:: The task ::
Copy every line with the string "being" in it.

:: Material shown ::
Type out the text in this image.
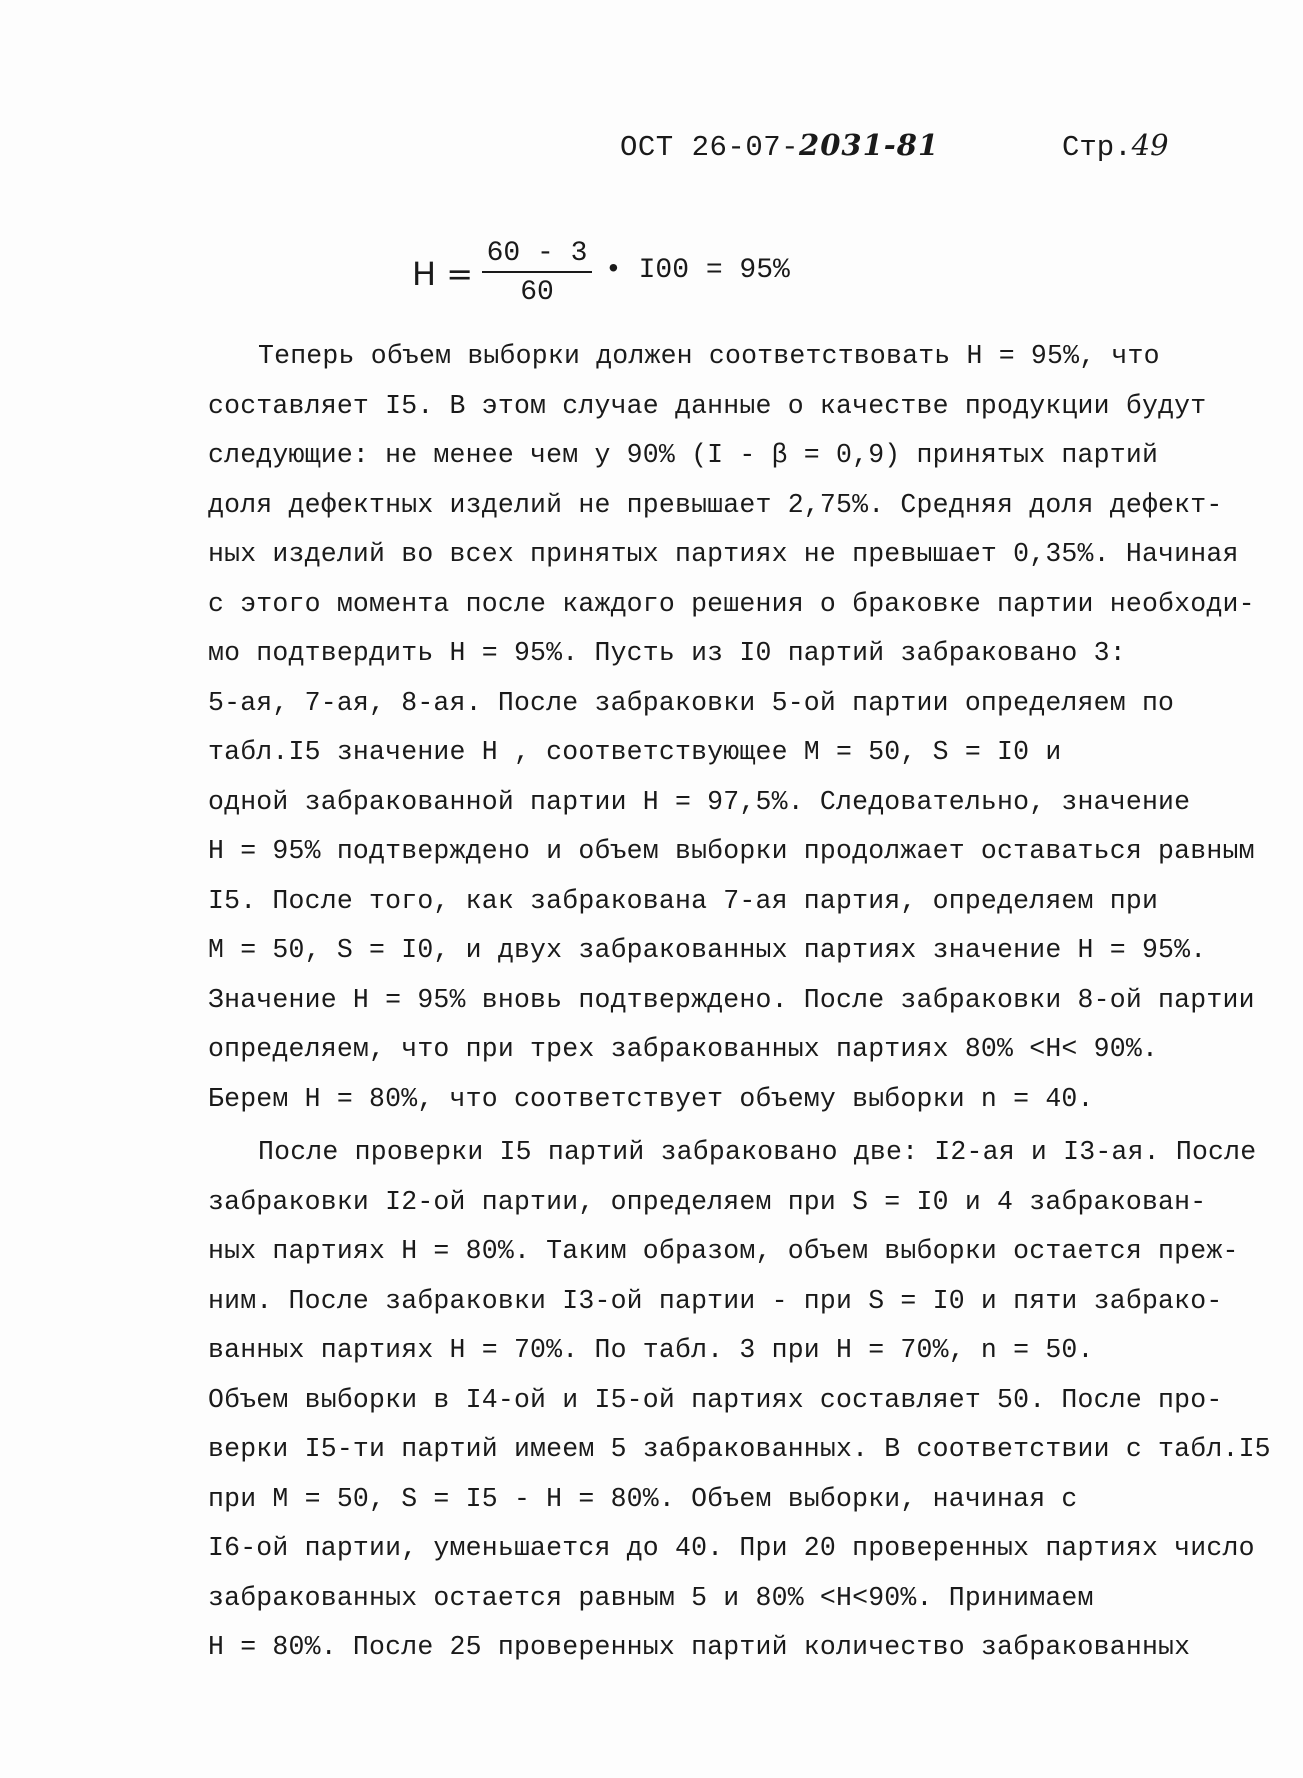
ОСТ 26-07-2031-81	Стр.49
$Н = \frac{60 - 3}{60}$ • I00 = 95%
Теперь объем выборки должен соответствовать Н = 95%, что
составляет I5. В этом случае данные о качестве продукции будут
следующие: не менее чем у 90% (I - β = 0,9) принятых партий
доля дефектных изделий не превышает 2,75%. Средняя доля дефект-
ных изделий во всех принятых партиях не превышает 0,35%. Начиная
с этого момента после каждого решения о браковке партии необходи-
мо подтвердить Н = 95%. Пусть из I0 партий забраковано 3:
5-ая, 7-ая, 8-ая. После забраковки 5-ой партии определяем по
табл.I5 значение Н , соответствующее М = 50, S = I0 и
одной забракованной партии Н = 97,5%. Следовательно, значение
Н = 95% подтверждено и объем выборки продолжает оставаться равным
I5. После того, как забракована 7-ая партия, определяем при
М = 50, S = I0, и двух забракованных партиях значение Н = 95%.
Значение Н = 95% вновь подтверждено. После забраковки 8-ой партии
определяем, что при трех забракованных партиях 80% <Н< 90%.
Берем Н = 80%, что соответствует объему выборки n = 40.
После проверки I5 партий забраковано две: I2-ая и I3-ая. После
забраковки I2-ой партии, определяем при S = I0 и 4 забракован-
ных партиях Н = 80%. Таким образом, объем выборки остается преж-
ним. После забраковки I3-ой партии - при S = I0 и пяти забрако-
ванных партиях Н = 70%. По табл. 3 при Н = 70%, n = 50.
Объем выборки в I4-ой и I5-ой партиях составляет 50. После про-
верки I5-ти партий имеем 5 забракованных. В соответствии с табл.I5
при М = 50, S = I5 - Н = 80%. Объем выборки, начиная с
I6-ой партии, уменьшается до 40. При 20 проверенных партиях число
забракованных остается равным 5 и 80% <Н<90%. Принимаем
Н = 80%. После 25 проверенных партий количество забракованных
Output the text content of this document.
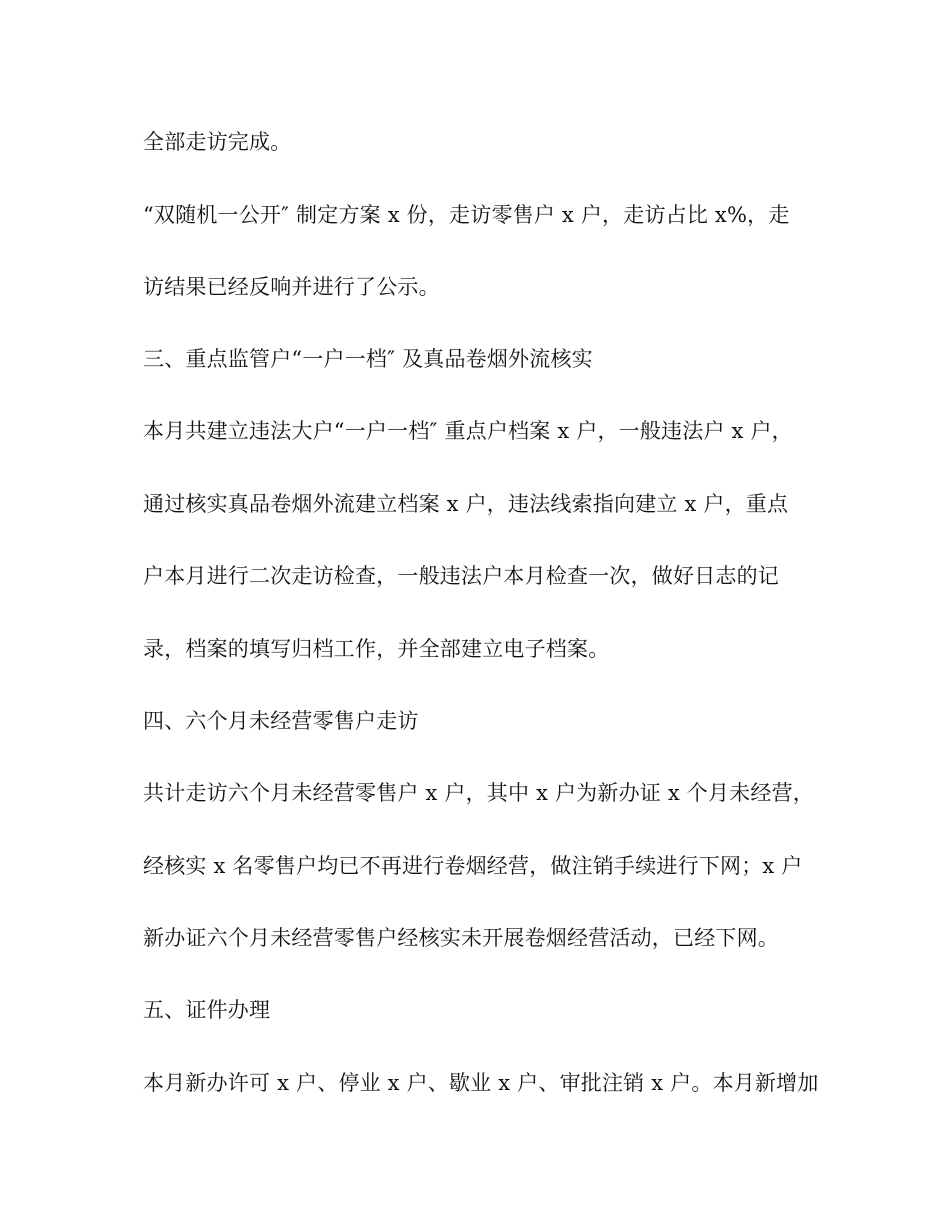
全部走访完成。
“双随机一公开″ 制定方案 x 份，走访零售户 x 户，走访占比 x%，走
访结果已经反响并进行了公示。
三、重点监管户“一户一档″ 及真品卷烟外流核实
本月共建立违法大户“一户一档″ 重点户档案 x 户，一般违法户 x 户，
通过核实真品卷烟外流建立档案 x 户，违法线索指向建立 x 户，重点
户本月进行二次走访检查，一般违法户本月检查一次，做好日志的记
录，档案的填写归档工作，并全部建立电子档案。
四、六个月未经营零售户走访
共计走访六个月未经营零售户 x 户，其中 x 户为新办证 x 个月未经营，
经核实 x 名零售户均已不再进行卷烟经营，做注销手续进行下网；x 户
新办证六个月未经营零售户经核实未开展卷烟经营活动，已经下网。
五、证件办理
本月新办许可 x 户、停业 x 户、歇业 x 户、审批注销 x 户。本月新增加
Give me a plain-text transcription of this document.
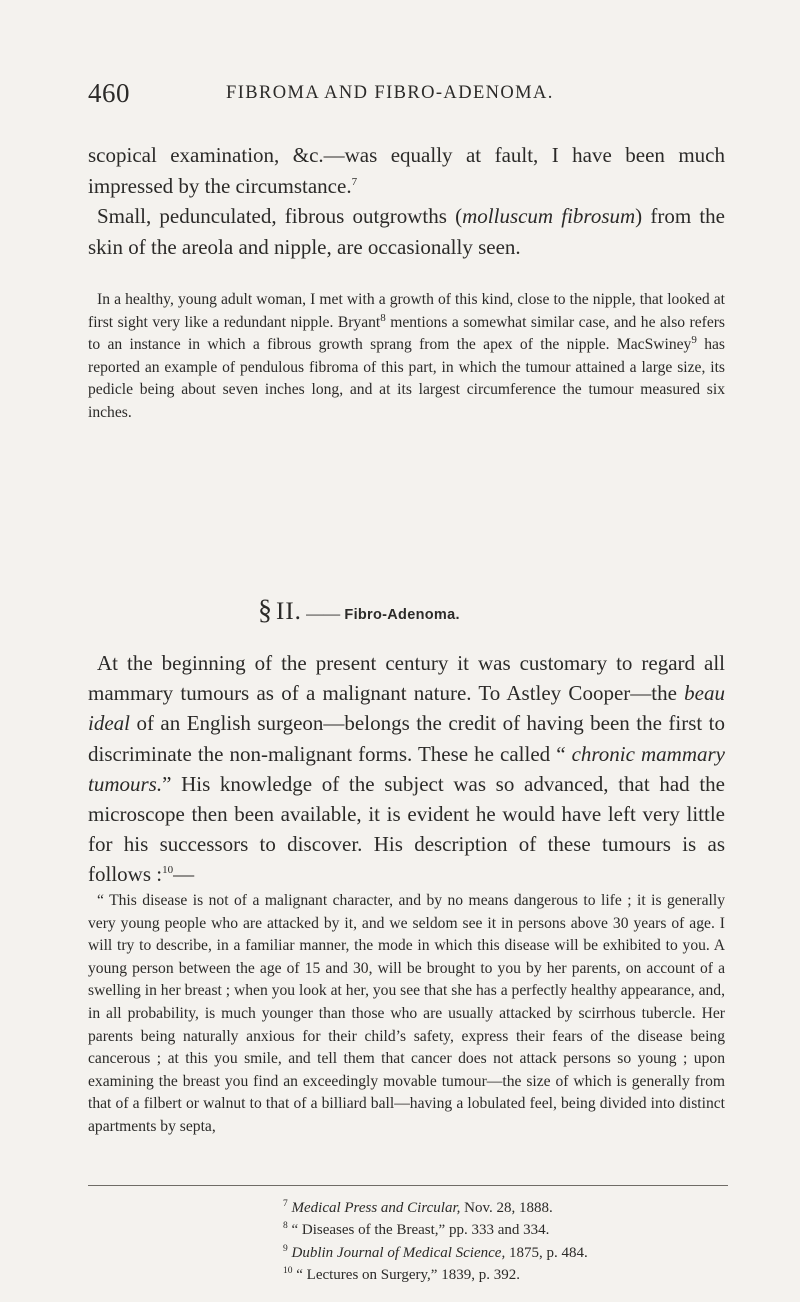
460	FIBROMA AND FIBRO-ADENOMA.

scopical examination, &c.—was equally at fault, I have been much impressed by the circumstance.$^7$

Small, pedunculated, fibrous outgrowths (molluscum fibrosum) from the skin of the areola and nipple, are occasionally seen.

In a healthy, young adult woman, I met with a growth of this kind, close to the nipple, that looked at first sight very like a redundant nipple. Bryant$^8$ mentions a somewhat similar case, and he also refers to an instance in which a fibrous growth sprang from the apex of the nipple. MacSwiney$^9$ has reported an example of pendulous fibroma of this part, in which the tumour attained a large size, its pedicle being about seven inches long, and at its largest circumference the tumour measured six inches.

§ II. —— Fibro-Adenoma.

At the beginning of the present century it was customary to regard all mammary tumours as of a malignant nature. To Astley Cooper—the beau ideal of an English surgeon—belongs the credit of having been the first to discriminate the non-malignant forms. These he called “ chronic mammary tumours.” His knowledge of the subject was so advanced, that had the microscope then been available, it is evident he would have left very little for his successors to discover. His description of these tumours is as follows :$^{10}$—

“ This disease is not of a malignant character, and by no means dangerous to life ; it is generally very young people who are attacked by it, and we seldom see it in persons above 30 years of age. I will try to describe, in a familiar manner, the mode in which this disease will be exhibited to you. A young person between the age of 15 and 30, will be brought to you by her parents, on account of a swelling in her breast ; when you look at her, you see that she has a perfectly healthy appearance, and, in all probability, is much younger than those who are usually attacked by scirrhous tubercle. Her parents being naturally anxious for their child’s safety, express their fears of the disease being cancerous ; at this you smile, and tell them that cancer does not attack persons so young ; upon examining the breast you find an exceedingly movable tumour—the size of which is generally from that of a filbert or walnut to that of a billiard ball—having a lobulated feel, being divided into distinct apartments by septa,

$^7$ Medical Press and Circular, Nov. 28, 1888.
$^8$ “ Diseases of the Breast,” pp. 333 and 334.
$^9$ Dublin Journal of Medical Science, 1875, p. 484.
$^{10}$ “ Lectures on Surgery,” 1839, p. 392.
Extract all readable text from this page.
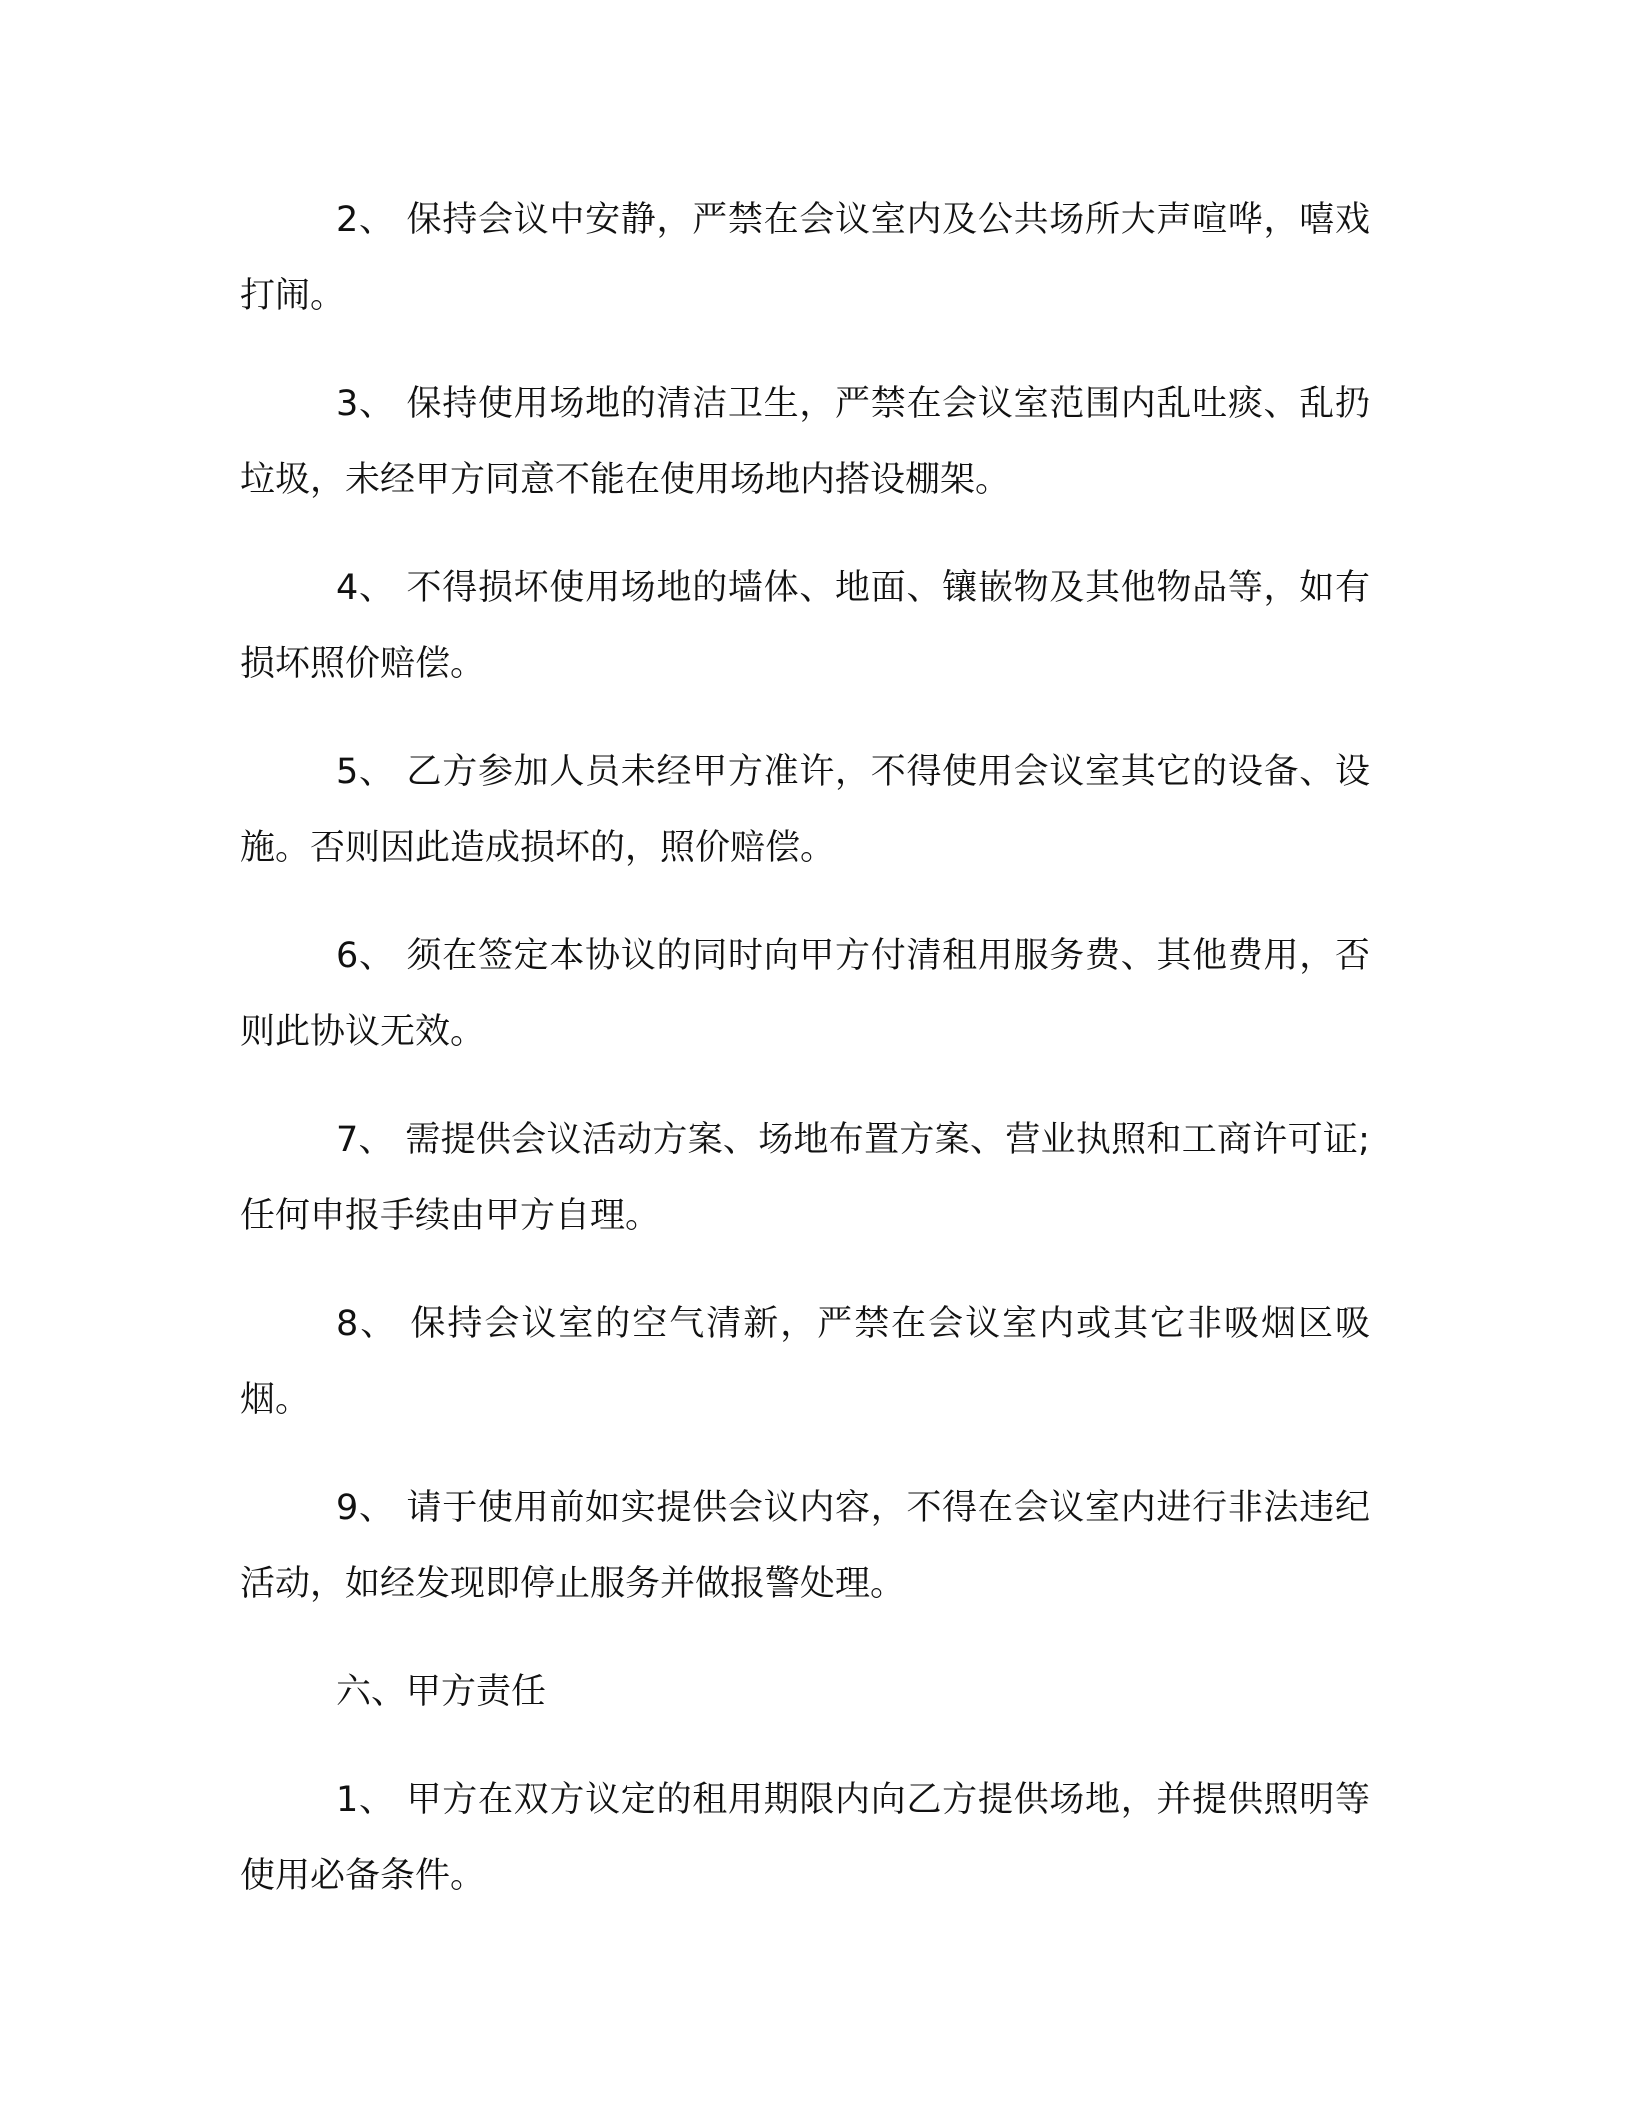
2、 保持会议中安静，严禁在会议室内及公共场所大声喧哗，嘻戏打闹。

3、 保持使用场地的清洁卫生，严禁在会议室范围内乱吐痰、乱扔垃圾，未经甲方同意不能在使用场地内搭设棚架。

4、 不得损坏使用场地的墙体、地面、镶嵌物及其他物品等，如有损坏照价赔偿。

5、 乙方参加人员未经甲方准许，不得使用会议室其它的设备、设施。否则因此造成损坏的，照价赔偿。

6、 须在签定本协议的同时向甲方付清租用服务费、其他费用，否则此协议无效。

7、 需提供会议活动方案、场地布置方案、营业执照和工商许可证;任何申报手续由甲方自理。

8、 保持会议室的空气清新，严禁在会议室内或其它非吸烟区吸烟。

9、 请于使用前如实提供会议内容，不得在会议室内进行非法违纪活动，如经发现即停止服务并做报警处理。

六、甲方责任

1、 甲方在双方议定的租用期限内向乙方提供场地，并提供照明等使用必备条件。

:: The completed task ::
In a healthy, young adult woman, I met with a growth of this kind, close to the nipple, that looked at first sight very like a redundant nipple. Bryant$^8$ mentions a somewhat similar case, and he also refers to an instance in which a fibrous growth sprang from the apex of the nipple. MacSwiney$^9$ has reported an example of pendulous fibroma of this part, in which the tumour attained a large size, its pedicle being about seven inches long, and at its largest circumference the tumour measured six inches.
“ This disease is not of a malignant character, and by no means dangerous to life ; it is generally very young people who are attacked by it, and we seldom see it in persons above 30 years of age. I will try to describe, in a familiar manner, the mode in which this disease will be exhibited to you. A young person between the age of 15 and 30, will be brought to you by her parents, on account of a swelling in her breast ; when you look at her, you see that she has a perfectly healthy appearance, and, in all probability, is much younger than those who are usually attacked by scirrhous tubercle. Her parents being naturally anxious for their child’s safety, express their fears of the disease being cancerous ; at this you smile, and tell them that cancer does not attack persons so young ; upon examining the breast you find an exceedingly movable tumour—the size of which is generally from that of a filbert or walnut to that of a billiard ball—having a lobulated feel, being divided into distinct apartments by septa,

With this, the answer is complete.